Region annotation records:
——————
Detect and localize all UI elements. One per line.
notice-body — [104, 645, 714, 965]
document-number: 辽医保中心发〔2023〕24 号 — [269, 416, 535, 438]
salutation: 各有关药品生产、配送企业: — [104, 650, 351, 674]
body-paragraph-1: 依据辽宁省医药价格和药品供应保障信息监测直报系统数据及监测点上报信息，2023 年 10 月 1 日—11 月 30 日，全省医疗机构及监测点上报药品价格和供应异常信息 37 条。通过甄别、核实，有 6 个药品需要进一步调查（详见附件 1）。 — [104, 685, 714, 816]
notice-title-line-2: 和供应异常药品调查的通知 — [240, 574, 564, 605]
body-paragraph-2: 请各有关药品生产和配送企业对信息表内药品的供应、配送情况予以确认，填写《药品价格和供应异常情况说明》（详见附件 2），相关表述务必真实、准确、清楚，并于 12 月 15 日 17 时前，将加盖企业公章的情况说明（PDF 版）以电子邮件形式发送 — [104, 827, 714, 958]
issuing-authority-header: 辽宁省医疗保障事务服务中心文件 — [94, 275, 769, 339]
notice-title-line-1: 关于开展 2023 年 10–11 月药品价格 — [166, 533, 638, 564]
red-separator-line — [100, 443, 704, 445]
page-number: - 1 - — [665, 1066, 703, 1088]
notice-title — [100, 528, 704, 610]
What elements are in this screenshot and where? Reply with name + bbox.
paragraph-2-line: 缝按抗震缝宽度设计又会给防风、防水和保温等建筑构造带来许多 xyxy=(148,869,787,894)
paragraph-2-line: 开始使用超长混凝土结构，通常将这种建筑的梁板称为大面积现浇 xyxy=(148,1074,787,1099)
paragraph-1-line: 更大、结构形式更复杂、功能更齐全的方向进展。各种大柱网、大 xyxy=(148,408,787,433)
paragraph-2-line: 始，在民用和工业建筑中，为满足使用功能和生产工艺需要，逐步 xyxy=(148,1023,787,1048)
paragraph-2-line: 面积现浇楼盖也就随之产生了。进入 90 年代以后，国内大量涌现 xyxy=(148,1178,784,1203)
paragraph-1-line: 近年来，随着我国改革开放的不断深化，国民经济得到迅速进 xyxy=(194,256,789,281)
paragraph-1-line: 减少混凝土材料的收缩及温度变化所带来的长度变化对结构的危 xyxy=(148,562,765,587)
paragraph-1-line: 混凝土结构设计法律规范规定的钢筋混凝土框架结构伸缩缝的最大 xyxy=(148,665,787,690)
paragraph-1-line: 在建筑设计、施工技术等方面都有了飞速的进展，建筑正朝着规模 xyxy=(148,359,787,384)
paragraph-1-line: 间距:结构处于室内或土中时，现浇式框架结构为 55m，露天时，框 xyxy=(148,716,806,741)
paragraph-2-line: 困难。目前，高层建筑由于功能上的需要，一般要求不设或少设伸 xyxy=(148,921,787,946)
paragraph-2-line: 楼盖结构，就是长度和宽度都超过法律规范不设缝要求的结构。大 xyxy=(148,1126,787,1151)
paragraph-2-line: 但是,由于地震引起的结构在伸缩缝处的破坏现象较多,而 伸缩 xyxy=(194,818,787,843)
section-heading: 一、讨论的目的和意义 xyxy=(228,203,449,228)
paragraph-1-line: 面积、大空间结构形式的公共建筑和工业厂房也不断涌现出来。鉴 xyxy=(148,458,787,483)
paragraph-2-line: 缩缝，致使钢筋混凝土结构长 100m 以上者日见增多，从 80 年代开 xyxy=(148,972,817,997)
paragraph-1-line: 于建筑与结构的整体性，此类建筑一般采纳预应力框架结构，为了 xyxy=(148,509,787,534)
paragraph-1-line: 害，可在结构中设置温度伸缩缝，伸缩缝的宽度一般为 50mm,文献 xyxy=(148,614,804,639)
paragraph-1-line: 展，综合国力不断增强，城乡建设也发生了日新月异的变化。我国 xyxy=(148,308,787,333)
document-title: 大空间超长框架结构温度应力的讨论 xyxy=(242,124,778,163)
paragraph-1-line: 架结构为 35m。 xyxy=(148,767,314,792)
——————
What you should do: Copy every line of the items above word for word, in the same order.

Exercise output:
Detect and localize all UI elements. One per line.
notice-body — [104, 645, 714, 965]
document-number: 辽医保中心发〔2023〕24 号 — [269, 416, 535, 438]
salutation: 各有关药品生产、配送企业: — [104, 650, 351, 674]
body-paragraph-1: 依据辽宁省医药价格和药品供应保障信息监测直报系统数据及监测点上报信息，2023 年 10 月 1 日—11 月 30 日，全省医疗机构及监测点上报药品价格和供应异常信息 37 条。通过甄别、核实，有 6 个药品需要进一步调查（详见附件 1）。 — [104, 685, 714, 816]
notice-title-line-2: 和供应异常药品调查的通知 — [240, 574, 564, 605]
body-paragraph-2: 请各有关药品生产和配送企业对信息表内药品的供应、配送情况予以确认，填写《药品价格和供应异常情况说明》（详见附件 2），相关表述务必真实、准确、清楚，并于 12 月 15 日 17 时前，将加盖企业公章的情况说明（PDF 版）以电子邮件形式发送 — [104, 827, 714, 958]
issuing-authority-header: 辽宁省医疗保障事务服务中心文件 — [94, 275, 769, 339]
notice-title-line-1: 关于开展 2023 年 10–11 月药品价格 — [166, 533, 638, 564]
red-separator-line — [100, 443, 704, 445]
page-number: - 1 - — [665, 1066, 703, 1088]
notice-title — [100, 528, 704, 610]
What elements are in this screenshot and where? Reply with name + bbox.
paragraph-2-line: 缝按抗震缝宽度设计又会给防风、防水和保温等建筑构造带来许多 xyxy=(148,869,787,894)
paragraph-2-line: 开始使用超长混凝土结构，通常将这种建筑的梁板称为大面积现浇 xyxy=(148,1074,787,1099)
paragraph-1-line: 更大、结构形式更复杂、功能更齐全的方向进展。各种大柱网、大 xyxy=(148,408,787,433)
paragraph-2-line: 始，在民用和工业建筑中，为满足使用功能和生产工艺需要，逐步 xyxy=(148,1023,787,1048)
paragraph-2-line: 面积现浇楼盖也就随之产生了。进入 90 年代以后，国内大量涌现 xyxy=(148,1178,784,1203)
paragraph-1-line: 近年来，随着我国改革开放的不断深化，国民经济得到迅速进 xyxy=(194,256,789,281)
paragraph-1-line: 减少混凝土材料的收缩及温度变化所带来的长度变化对结构的危 xyxy=(148,562,765,587)
paragraph-1-line: 混凝土结构设计法律规范规定的钢筋混凝土框架结构伸缩缝的最大 xyxy=(148,665,787,690)
paragraph-1-line: 在建筑设计、施工技术等方面都有了飞速的进展，建筑正朝着规模 xyxy=(148,359,787,384)
paragraph-1-line: 间距:结构处于室内或土中时，现浇式框架结构为 55m，露天时，框 xyxy=(148,716,806,741)
paragraph-2-line: 困难。目前，高层建筑由于功能上的需要，一般要求不设或少设伸 xyxy=(148,921,787,946)
paragraph-2-line: 楼盖结构，就是长度和宽度都超过法律规范不设缝要求的结构。大 xyxy=(148,1126,787,1151)
paragraph-2-line: 但是,由于地震引起的结构在伸缩缝处的破坏现象较多,而 伸缩 xyxy=(194,818,787,843)
section-heading: 一、讨论的目的和意义 xyxy=(228,203,449,228)
paragraph-1-line: 面积、大空间结构形式的公共建筑和工业厂房也不断涌现出来。鉴 xyxy=(148,458,787,483)
paragraph-2-line: 缩缝，致使钢筋混凝土结构长 100m 以上者日见增多，从 80 年代开 xyxy=(148,972,817,997)
paragraph-1-line: 于建筑与结构的整体性，此类建筑一般采纳预应力框架结构，为了 xyxy=(148,509,787,534)
paragraph-1-line: 害，可在结构中设置温度伸缩缝，伸缩缝的宽度一般为 50mm,文献 xyxy=(148,614,804,639)
paragraph-1-line: 展，综合国力不断增强，城乡建设也发生了日新月异的变化。我国 xyxy=(148,308,787,333)
document-title: 大空间超长框架结构温度应力的讨论 xyxy=(242,124,778,163)
paragraph-1-line: 架结构为 35m。 xyxy=(148,767,314,792)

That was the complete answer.